WORK TASK 1: Please translate the sentence "This has happened many times in Hollywood." from the provided text into Spanish.
WORK TASK 2: According to the provided text, what story are two companies putting out around the same time?

PROVIDED TEXT:
--- START ---

This has happened many times in Hollywood. Two companies are putting out the same story in slightly different ways around the same time. In this case it’s Hercules. I, like many other guys, love these movies where there is a shit ton of fighting with swords, gore, and sexy naked gu..I mean ladies. But how in the fuck did Kellan Lutz’s manager (or cousin from 30 Rock) lutz
convince him this was a good idea? I have a feeling the conversation went like this.. Manager-Well Kellan they want you to be Hercules. You’re in really good shape, handsome, and we think this will be financially agreeable for both of us. KL- Why thank you. Please tell me more. MS- Judging from the trailer I just watched, we will basically film from the set of the Starz tv show Spartacus but with worse graphics, we are going to blatantly copy scenes from Immortals (which you were already in) with the electric whip thingy, you will use the voice from 300 when talking to your men with the same helmet on that Leonidis had, and we are going to have some undeserving noble guy who looks like Joaquin Phoenix without the lip thing, play his part from Gladiator and treat you the same way he treated Russell Crowe… KL- Well that sounds like everything has been cut and pasted from other successful movies and you’re just adding me into it…Manager- Since there is another version with the fucking ROCK coming out shortly after yours, we need to get this made asap. You in?…KL- Fuck it, I have to erase the Twilight memories from people’s heads somehow…

The guy is shredded, but nowhere near the Rock

The guy is shredded, but nowhere near the Rock

I don’t care who you are, if someone that looks like THIS is going to play the same role as you even within the same decade, you turn it the fuck down.

--- END ---

PROVIDED MATERIAL:
--- START ---

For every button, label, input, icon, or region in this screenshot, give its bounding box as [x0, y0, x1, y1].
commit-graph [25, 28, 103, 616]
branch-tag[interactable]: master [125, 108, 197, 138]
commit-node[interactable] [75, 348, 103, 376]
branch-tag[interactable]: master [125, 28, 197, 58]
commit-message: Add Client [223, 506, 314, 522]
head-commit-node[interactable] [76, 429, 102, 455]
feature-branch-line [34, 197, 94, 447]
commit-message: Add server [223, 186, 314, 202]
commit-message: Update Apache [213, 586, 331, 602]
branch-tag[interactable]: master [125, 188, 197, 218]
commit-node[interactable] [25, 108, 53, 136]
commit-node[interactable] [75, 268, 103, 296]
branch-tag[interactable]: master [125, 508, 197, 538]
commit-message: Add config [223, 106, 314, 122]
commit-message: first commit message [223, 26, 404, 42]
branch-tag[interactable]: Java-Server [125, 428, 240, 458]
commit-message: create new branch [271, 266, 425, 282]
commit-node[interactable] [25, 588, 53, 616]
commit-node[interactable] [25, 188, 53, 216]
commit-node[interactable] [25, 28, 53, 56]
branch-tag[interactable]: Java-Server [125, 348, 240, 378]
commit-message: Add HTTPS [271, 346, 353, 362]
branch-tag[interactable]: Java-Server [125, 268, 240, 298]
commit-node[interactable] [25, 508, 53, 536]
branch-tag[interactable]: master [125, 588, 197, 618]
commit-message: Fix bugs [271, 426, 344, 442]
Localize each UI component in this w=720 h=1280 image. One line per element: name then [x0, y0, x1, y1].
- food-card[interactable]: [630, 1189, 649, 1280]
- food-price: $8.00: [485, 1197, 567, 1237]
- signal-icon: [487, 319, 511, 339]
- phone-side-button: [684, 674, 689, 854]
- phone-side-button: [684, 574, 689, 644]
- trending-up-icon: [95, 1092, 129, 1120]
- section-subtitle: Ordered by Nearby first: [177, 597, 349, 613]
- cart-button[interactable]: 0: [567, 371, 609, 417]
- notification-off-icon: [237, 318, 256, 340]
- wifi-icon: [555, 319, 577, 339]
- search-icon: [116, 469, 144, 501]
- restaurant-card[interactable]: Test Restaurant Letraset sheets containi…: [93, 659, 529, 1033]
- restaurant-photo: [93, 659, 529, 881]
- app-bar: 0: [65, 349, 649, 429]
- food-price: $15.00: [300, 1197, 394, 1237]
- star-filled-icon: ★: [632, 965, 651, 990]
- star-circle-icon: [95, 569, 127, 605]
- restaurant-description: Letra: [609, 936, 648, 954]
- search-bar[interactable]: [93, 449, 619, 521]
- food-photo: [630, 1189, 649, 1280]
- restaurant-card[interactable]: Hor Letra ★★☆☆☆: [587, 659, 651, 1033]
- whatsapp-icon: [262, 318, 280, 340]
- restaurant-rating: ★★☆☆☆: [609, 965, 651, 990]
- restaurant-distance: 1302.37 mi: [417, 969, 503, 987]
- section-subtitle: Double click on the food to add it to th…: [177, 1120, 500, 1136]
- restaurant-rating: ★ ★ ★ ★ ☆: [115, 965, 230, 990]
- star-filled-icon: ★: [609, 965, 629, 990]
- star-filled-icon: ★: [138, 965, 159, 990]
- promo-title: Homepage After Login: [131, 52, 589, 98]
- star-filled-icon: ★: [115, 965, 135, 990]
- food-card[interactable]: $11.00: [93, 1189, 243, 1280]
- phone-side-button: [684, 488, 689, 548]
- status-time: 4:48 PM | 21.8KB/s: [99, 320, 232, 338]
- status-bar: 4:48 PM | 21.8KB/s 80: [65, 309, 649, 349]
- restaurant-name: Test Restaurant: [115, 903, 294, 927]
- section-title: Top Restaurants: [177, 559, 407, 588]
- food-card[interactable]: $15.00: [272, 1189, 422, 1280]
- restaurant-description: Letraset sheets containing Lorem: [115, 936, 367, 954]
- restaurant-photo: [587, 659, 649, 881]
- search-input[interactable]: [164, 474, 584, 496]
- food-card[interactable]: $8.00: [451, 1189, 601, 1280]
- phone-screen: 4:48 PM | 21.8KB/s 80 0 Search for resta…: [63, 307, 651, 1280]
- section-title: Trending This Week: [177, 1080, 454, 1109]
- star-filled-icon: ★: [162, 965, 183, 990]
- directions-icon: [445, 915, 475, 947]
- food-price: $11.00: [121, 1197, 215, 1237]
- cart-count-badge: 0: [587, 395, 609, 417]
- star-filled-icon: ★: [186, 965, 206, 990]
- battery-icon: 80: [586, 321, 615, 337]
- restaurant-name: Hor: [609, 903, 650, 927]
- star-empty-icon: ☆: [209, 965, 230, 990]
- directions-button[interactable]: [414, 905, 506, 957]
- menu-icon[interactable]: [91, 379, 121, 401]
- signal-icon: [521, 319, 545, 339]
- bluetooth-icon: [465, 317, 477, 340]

--- END ---

ANSWER BOX 1: Esto ha pasado muchas veces en Hollywood.

ANSWER BOX 2: Hercules.